• _Goal_: Pictures stay out of the copy; set down each line of the listing below exactly.

------

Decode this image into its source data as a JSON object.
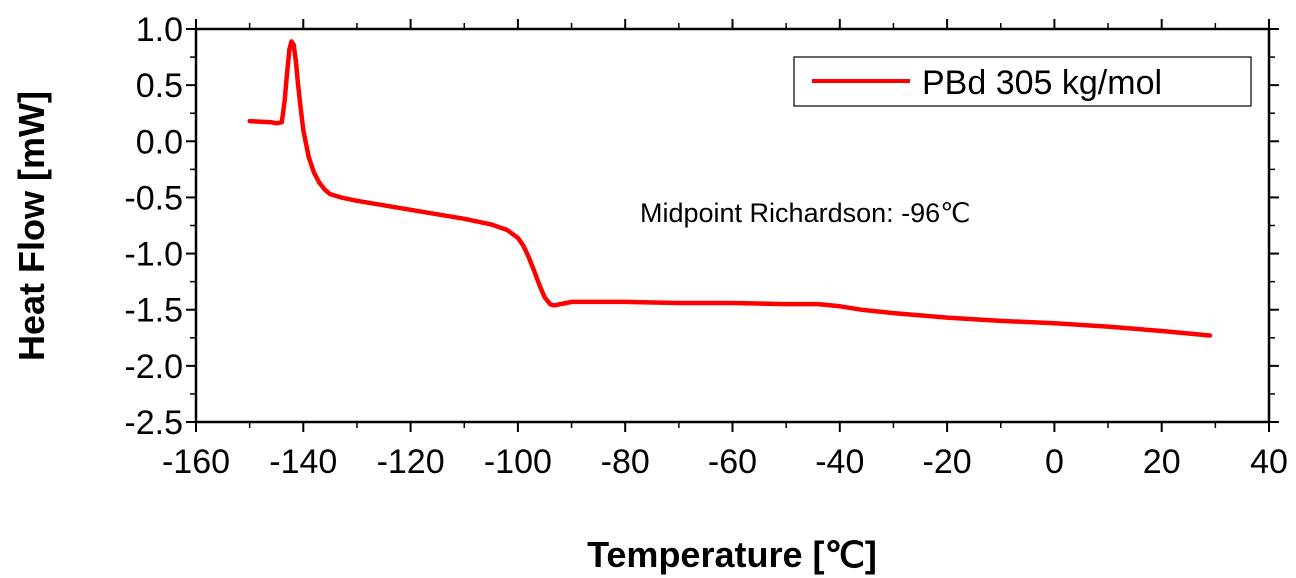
{
  "chart_data": {
    "type": "line",
    "xlabel": "Temperature [℃]",
    "ylabel": "Heat Flow [mW]",
    "xlim": [
      -160,
      40
    ],
    "ylim": [
      -2.5,
      1.0
    ],
    "xticks": [
      -160,
      -140,
      -120,
      -100,
      -80,
      -60,
      -40,
      -20,
      0,
      20,
      40
    ],
    "yticks": [
      1.0,
      0.5,
      0.0,
      -0.5,
      -1.0,
      -1.5,
      -2.0,
      -2.5
    ],
    "xtick_labels": [
      "-160",
      "-140",
      "-120",
      "-100",
      "-80",
      "-60",
      "-40",
      "-20",
      "0",
      "20",
      "40"
    ],
    "ytick_labels": [
      "1.0",
      "0.5",
      "0.0",
      "-0.5",
      "-1.0",
      "-1.5",
      "-2.0",
      "-2.5"
    ],
    "grid": false,
    "legend_position": "top-right",
    "annotation": "Midpoint Richardson: -96℃",
    "series": [
      {
        "name": "PBd 305 kg/mol",
        "color": "#ff0000",
        "x": [
          -150,
          -146,
          -145,
          -144,
          -143.5,
          -143,
          -142.6,
          -142.2,
          -141.8,
          -141.4,
          -141,
          -140.5,
          -140,
          -139,
          -138,
          -137,
          -136,
          -135,
          -133,
          -130,
          -125,
          -120,
          -115,
          -110,
          -105,
          -102,
          -100,
          -99,
          -98,
          -97,
          -96,
          -95,
          -94,
          -93.5,
          -93,
          -92,
          -91,
          -90,
          -88,
          -85,
          -80,
          -70,
          -60,
          -50,
          -44,
          -40,
          -36,
          -30,
          -20,
          -10,
          0,
          10,
          20,
          29
        ],
        "y": [
          0.18,
          0.17,
          0.16,
          0.17,
          0.35,
          0.62,
          0.82,
          0.89,
          0.86,
          0.72,
          0.52,
          0.3,
          0.1,
          -0.14,
          -0.28,
          -0.37,
          -0.43,
          -0.47,
          -0.5,
          -0.53,
          -0.57,
          -0.61,
          -0.65,
          -0.69,
          -0.74,
          -0.79,
          -0.86,
          -0.93,
          -1.03,
          -1.15,
          -1.28,
          -1.39,
          -1.45,
          -1.46,
          -1.46,
          -1.45,
          -1.44,
          -1.43,
          -1.43,
          -1.43,
          -1.43,
          -1.44,
          -1.44,
          -1.45,
          -1.45,
          -1.47,
          -1.5,
          -1.53,
          -1.57,
          -1.6,
          -1.62,
          -1.65,
          -1.69,
          -1.73
        ]
      }
    ]
  }
}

------

• _Result below_:
Decode this image into its source data as a JSON object.
{
  "chart_data": {
    "type": "line",
    "xlabel": "Temperature [℃]",
    "ylabel": "Heat Flow [mW]",
    "xlim": [
      -160,
      40
    ],
    "ylim": [
      -2.5,
      1.0
    ],
    "xticks": [
      -160,
      -140,
      -120,
      -100,
      -80,
      -60,
      -40,
      -20,
      0,
      20,
      40
    ],
    "yticks": [
      1.0,
      0.5,
      0.0,
      -0.5,
      -1.0,
      -1.5,
      -2.0,
      -2.5
    ],
    "xtick_labels": [
      "-160",
      "-140",
      "-120",
      "-100",
      "-80",
      "-60",
      "-40",
      "-20",
      "0",
      "20",
      "40"
    ],
    "ytick_labels": [
      "1.0",
      "0.5",
      "0.0",
      "-0.5",
      "-1.0",
      "-1.5",
      "-2.0",
      "-2.5"
    ],
    "grid": false,
    "legend_position": "top-right",
    "annotation": "Midpoint Richardson: -96℃",
    "series": [
      {
        "name": "PBd 305 kg/mol",
        "color": "#ff0000",
        "x": [
          -150,
          -146,
          -145,
          -144,
          -143.5,
          -143,
          -142.6,
          -142.2,
          -141.8,
          -141.4,
          -141,
          -140.5,
          -140,
          -139,
          -138,
          -137,
          -136,
          -135,
          -133,
          -130,
          -125,
          -120,
          -115,
          -110,
          -105,
          -102,
          -100,
          -99,
          -98,
          -97,
          -96,
          -95,
          -94,
          -93.5,
          -93,
          -92,
          -91,
          -90,
          -88,
          -85,
          -80,
          -70,
          -60,
          -50,
          -44,
          -40,
          -36,
          -30,
          -20,
          -10,
          0,
          10,
          20,
          29
        ],
        "y": [
          0.18,
          0.17,
          0.16,
          0.17,
          0.35,
          0.62,
          0.82,
          0.89,
          0.86,
          0.72,
          0.52,
          0.3,
          0.1,
          -0.14,
          -0.28,
          -0.37,
          -0.43,
          -0.47,
          -0.5,
          -0.53,
          -0.57,
          -0.61,
          -0.65,
          -0.69,
          -0.74,
          -0.79,
          -0.86,
          -0.93,
          -1.03,
          -1.15,
          -1.28,
          -1.39,
          -1.45,
          -1.46,
          -1.46,
          -1.45,
          -1.44,
          -1.43,
          -1.43,
          -1.43,
          -1.43,
          -1.44,
          -1.44,
          -1.45,
          -1.45,
          -1.47,
          -1.5,
          -1.53,
          -1.57,
          -1.6,
          -1.62,
          -1.65,
          -1.69,
          -1.73
        ]
      }
    ]
  }
}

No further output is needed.